*GIVEN TASK*
Scan the entries below and extract each line with the word "screenshot" in it.

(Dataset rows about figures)
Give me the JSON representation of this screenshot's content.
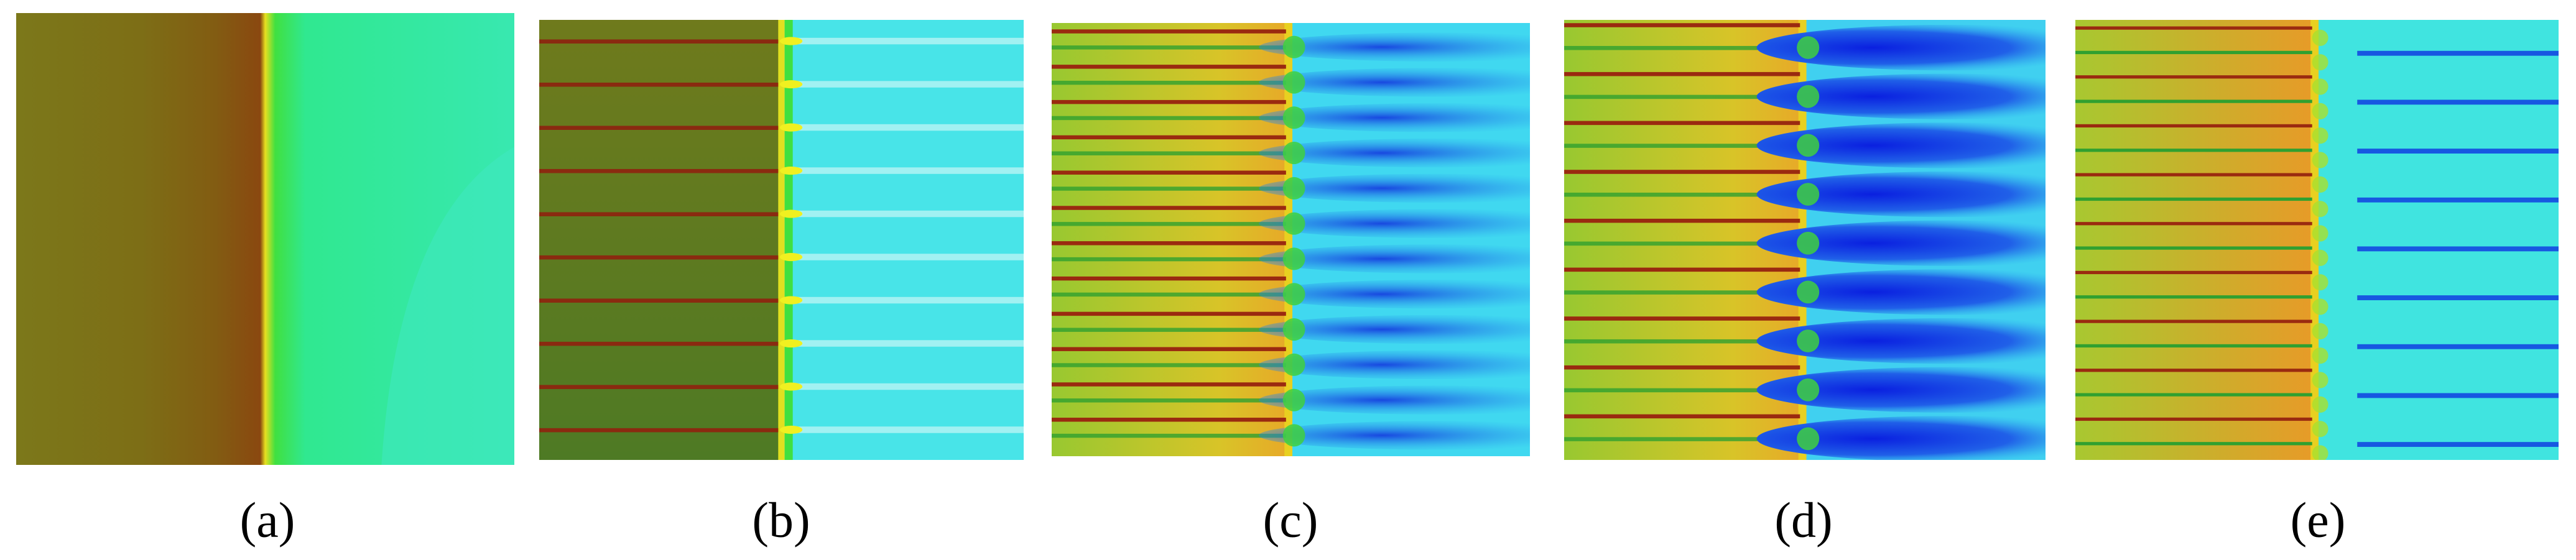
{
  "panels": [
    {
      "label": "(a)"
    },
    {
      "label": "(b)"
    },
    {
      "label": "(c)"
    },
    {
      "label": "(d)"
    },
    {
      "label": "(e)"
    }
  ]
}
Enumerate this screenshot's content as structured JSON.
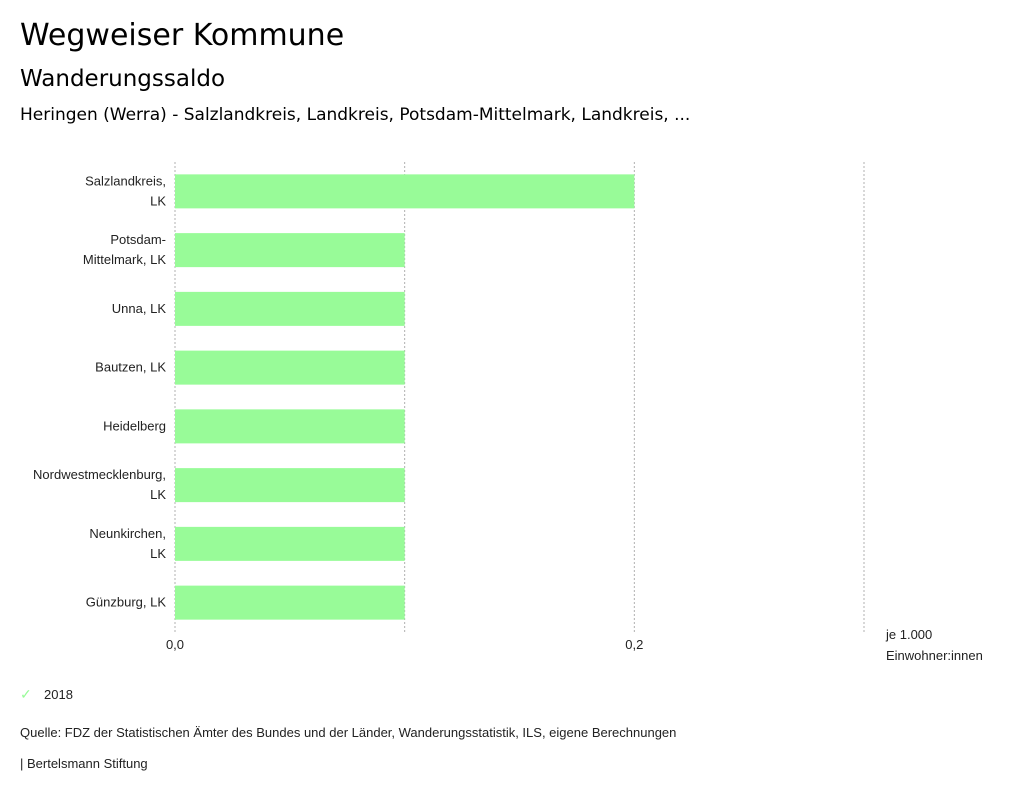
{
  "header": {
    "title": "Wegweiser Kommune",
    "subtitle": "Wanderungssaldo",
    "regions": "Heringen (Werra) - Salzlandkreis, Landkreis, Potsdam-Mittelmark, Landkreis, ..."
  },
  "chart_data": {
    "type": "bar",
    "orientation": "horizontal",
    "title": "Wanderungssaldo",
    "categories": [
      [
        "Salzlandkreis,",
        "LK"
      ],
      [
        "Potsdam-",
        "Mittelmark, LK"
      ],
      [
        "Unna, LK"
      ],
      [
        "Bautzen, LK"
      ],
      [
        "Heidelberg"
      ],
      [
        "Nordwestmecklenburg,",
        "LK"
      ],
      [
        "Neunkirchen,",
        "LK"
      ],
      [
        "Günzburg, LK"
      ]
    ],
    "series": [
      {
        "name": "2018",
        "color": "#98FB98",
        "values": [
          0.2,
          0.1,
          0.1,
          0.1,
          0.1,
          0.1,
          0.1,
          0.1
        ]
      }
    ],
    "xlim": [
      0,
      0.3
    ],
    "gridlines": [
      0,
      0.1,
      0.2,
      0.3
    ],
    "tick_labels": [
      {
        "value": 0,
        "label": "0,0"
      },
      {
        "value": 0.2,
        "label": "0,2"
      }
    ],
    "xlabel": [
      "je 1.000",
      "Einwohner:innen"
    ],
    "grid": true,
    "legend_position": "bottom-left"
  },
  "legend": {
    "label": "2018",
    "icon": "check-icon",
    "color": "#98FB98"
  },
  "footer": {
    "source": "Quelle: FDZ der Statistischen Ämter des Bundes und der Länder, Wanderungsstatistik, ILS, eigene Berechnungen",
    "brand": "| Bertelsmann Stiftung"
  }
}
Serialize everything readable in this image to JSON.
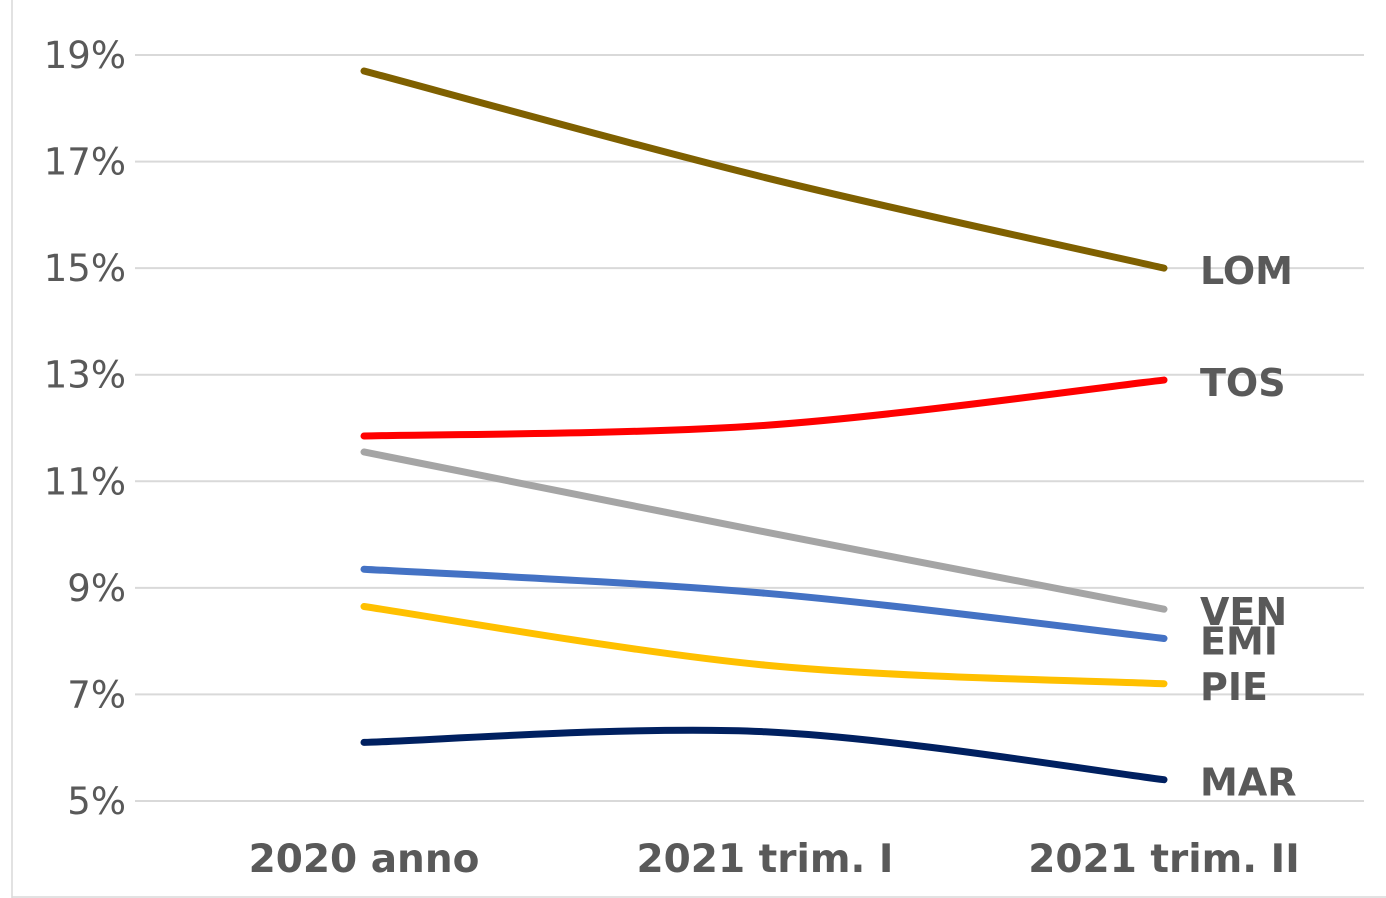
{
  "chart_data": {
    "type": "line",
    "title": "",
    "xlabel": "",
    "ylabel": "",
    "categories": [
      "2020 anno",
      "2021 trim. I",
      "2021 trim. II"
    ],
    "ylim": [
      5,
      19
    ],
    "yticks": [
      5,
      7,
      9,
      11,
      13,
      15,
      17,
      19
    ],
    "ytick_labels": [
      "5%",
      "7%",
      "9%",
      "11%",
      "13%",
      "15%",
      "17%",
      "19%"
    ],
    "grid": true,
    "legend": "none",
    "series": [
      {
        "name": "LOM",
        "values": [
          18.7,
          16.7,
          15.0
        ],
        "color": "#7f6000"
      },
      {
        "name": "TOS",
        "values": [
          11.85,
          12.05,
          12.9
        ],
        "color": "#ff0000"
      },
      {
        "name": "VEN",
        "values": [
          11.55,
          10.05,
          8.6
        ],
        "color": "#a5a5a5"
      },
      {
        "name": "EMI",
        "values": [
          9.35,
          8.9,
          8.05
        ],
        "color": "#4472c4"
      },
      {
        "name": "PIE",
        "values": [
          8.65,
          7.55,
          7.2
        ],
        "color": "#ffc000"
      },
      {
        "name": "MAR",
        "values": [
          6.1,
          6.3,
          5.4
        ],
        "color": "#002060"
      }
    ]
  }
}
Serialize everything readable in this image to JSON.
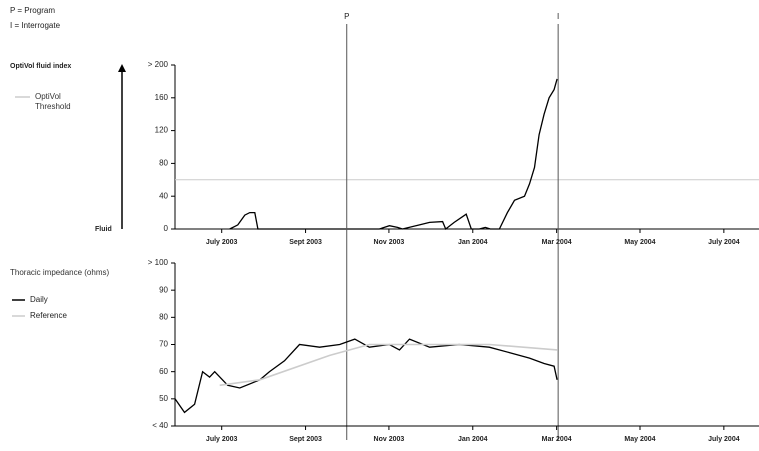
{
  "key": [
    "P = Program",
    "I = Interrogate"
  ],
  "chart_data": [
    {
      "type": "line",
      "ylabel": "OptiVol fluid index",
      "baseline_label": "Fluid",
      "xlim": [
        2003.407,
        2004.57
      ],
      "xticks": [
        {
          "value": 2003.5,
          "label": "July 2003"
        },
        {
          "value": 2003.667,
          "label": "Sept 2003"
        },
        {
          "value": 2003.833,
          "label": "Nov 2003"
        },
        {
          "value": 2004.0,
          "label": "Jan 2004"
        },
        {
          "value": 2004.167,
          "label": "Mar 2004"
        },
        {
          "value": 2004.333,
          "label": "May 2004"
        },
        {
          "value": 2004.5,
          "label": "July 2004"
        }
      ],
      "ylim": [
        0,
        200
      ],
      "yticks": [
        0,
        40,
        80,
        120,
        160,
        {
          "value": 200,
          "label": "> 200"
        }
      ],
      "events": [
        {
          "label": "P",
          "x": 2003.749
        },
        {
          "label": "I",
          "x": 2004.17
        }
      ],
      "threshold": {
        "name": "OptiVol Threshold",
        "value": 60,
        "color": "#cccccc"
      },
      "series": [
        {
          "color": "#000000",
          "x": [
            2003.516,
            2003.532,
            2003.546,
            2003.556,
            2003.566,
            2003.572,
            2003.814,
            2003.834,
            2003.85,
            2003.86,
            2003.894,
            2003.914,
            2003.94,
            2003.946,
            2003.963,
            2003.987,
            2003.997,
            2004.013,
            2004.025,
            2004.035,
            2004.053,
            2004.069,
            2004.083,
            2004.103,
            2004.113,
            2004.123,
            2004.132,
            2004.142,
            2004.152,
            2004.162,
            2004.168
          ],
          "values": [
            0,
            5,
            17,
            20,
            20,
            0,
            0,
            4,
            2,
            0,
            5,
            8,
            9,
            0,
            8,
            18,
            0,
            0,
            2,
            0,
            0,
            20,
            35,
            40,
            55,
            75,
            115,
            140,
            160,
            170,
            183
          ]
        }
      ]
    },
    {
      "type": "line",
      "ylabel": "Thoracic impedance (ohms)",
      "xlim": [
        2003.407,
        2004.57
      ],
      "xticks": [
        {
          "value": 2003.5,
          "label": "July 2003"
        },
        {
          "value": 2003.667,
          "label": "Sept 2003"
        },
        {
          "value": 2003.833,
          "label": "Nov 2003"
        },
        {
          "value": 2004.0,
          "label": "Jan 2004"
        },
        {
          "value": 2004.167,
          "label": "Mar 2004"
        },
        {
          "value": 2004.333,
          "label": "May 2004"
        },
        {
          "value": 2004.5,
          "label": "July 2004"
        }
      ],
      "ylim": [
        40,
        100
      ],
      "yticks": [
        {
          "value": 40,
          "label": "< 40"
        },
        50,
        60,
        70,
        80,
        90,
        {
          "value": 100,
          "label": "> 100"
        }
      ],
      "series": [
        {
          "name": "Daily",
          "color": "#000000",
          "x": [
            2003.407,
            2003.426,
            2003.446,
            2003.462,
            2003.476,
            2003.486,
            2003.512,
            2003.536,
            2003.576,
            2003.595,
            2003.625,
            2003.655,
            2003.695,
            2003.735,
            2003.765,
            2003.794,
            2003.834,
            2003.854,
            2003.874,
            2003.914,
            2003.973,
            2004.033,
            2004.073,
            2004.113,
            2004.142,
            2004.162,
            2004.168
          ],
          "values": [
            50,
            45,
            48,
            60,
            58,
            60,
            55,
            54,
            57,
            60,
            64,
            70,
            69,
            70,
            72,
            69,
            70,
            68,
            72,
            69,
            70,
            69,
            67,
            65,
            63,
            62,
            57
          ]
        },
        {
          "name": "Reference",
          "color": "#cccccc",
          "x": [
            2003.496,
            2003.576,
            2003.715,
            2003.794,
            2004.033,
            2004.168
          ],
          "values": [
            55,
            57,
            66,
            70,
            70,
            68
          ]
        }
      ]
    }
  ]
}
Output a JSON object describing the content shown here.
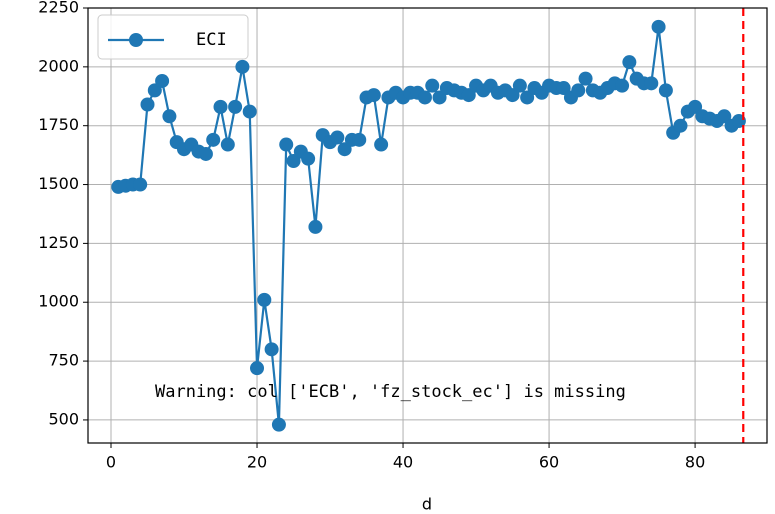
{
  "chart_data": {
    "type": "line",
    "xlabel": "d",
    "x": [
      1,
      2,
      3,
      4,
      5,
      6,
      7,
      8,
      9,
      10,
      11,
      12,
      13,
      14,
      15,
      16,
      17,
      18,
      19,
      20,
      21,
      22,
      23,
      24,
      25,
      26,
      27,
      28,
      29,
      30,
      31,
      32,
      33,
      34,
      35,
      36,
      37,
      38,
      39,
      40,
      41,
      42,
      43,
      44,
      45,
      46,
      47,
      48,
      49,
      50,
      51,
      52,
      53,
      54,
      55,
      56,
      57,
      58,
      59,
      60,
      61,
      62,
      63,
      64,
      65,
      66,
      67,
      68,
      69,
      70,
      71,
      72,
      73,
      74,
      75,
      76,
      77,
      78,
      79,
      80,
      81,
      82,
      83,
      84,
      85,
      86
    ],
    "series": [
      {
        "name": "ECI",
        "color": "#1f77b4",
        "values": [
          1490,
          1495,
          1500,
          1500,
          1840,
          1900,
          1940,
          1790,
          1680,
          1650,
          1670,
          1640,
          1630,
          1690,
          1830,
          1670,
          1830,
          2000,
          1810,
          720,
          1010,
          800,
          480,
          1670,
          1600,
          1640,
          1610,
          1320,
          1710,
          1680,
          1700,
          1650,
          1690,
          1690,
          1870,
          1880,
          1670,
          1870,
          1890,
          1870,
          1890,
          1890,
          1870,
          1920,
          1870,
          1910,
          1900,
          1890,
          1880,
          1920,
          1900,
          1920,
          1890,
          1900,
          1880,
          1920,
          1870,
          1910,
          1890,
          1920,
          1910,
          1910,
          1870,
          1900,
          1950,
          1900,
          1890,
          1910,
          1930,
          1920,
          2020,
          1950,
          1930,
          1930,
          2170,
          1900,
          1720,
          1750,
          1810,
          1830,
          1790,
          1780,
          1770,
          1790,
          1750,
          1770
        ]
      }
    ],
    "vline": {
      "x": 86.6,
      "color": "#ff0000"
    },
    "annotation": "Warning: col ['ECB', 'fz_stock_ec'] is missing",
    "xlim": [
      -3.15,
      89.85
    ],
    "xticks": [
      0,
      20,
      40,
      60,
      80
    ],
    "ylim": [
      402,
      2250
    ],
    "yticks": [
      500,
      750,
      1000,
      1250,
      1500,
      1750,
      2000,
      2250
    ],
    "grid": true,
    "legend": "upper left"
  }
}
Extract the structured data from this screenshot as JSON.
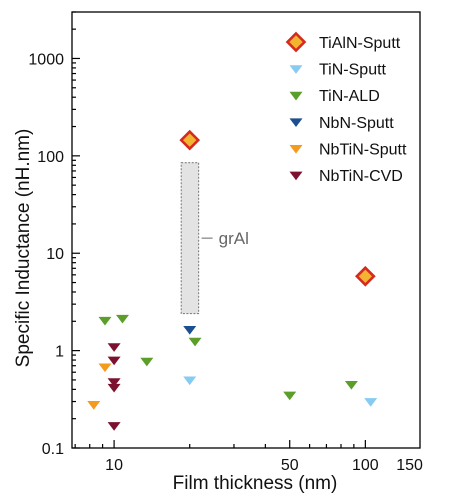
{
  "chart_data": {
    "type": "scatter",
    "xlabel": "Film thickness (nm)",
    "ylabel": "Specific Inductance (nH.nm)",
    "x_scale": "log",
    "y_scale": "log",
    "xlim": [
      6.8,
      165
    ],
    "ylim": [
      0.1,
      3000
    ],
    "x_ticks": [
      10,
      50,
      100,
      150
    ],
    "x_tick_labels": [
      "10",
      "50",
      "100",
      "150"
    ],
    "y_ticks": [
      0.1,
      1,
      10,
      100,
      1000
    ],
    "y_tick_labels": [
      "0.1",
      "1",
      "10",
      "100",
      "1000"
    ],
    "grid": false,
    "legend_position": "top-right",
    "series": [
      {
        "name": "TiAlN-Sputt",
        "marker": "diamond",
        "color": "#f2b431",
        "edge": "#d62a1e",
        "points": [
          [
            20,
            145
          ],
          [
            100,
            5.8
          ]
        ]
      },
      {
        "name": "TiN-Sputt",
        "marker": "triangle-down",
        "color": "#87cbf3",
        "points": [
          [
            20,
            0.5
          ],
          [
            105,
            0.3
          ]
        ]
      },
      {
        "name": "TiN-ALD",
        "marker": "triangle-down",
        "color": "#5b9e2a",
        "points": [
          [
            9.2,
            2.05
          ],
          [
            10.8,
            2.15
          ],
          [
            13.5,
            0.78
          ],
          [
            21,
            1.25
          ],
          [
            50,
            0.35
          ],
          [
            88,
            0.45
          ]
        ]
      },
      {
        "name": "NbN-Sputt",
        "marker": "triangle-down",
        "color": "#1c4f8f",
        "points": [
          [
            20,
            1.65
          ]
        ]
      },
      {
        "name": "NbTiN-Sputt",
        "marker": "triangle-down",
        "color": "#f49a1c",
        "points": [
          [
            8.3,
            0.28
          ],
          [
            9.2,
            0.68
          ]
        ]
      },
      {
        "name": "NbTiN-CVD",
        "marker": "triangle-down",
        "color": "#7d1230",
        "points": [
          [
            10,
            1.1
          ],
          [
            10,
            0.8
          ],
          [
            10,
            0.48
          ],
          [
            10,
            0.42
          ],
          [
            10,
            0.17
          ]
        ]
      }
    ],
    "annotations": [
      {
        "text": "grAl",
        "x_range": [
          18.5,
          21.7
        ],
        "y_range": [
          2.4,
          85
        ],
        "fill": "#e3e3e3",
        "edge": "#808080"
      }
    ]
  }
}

*COMPLETED TASK*
Give me the JSON representation of this screenshot's content.
Enumerate this screenshot's content as structured JSON.
Extract the structured data from this screenshot as JSON.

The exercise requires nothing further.